Records from a dataset:
########

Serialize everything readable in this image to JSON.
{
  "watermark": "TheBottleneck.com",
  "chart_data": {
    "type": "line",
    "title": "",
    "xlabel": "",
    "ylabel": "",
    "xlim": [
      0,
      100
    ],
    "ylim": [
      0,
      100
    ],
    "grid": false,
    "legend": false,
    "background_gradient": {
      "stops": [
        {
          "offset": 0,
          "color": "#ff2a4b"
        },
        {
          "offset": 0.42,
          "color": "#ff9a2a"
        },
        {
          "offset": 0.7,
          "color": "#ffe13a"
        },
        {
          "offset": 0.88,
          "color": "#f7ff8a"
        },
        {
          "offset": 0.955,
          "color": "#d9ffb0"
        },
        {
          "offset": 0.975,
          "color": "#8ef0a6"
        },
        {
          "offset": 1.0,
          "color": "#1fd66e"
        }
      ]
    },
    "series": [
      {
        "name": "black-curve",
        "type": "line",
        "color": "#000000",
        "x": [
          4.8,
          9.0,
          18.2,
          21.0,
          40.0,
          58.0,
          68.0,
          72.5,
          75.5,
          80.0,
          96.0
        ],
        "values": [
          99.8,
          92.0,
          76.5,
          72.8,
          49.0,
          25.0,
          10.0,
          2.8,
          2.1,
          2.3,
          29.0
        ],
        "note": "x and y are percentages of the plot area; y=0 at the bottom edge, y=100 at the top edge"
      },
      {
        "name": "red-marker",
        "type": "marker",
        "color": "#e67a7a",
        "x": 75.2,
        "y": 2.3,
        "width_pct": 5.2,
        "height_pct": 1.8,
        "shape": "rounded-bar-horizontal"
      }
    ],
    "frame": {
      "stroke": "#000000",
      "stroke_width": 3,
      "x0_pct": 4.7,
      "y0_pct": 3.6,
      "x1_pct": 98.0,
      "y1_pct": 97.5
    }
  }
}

########

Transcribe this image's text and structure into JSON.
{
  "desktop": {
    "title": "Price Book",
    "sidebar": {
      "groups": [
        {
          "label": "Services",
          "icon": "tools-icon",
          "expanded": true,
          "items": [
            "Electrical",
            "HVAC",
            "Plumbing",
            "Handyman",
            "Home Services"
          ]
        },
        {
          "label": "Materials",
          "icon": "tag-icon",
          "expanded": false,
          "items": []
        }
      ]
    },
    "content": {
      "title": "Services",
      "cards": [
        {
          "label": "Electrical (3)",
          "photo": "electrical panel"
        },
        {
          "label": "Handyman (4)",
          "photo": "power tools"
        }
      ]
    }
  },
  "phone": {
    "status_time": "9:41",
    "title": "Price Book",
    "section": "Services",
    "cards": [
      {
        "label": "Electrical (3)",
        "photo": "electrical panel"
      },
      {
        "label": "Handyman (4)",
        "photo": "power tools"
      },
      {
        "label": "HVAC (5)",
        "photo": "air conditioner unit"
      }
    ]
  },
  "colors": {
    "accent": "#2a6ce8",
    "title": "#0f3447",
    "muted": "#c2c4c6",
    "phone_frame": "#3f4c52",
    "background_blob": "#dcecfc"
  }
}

########

_What the task requires_
How many of the lines above hold "Services"? Answer with only the number.

_Exercise response_
4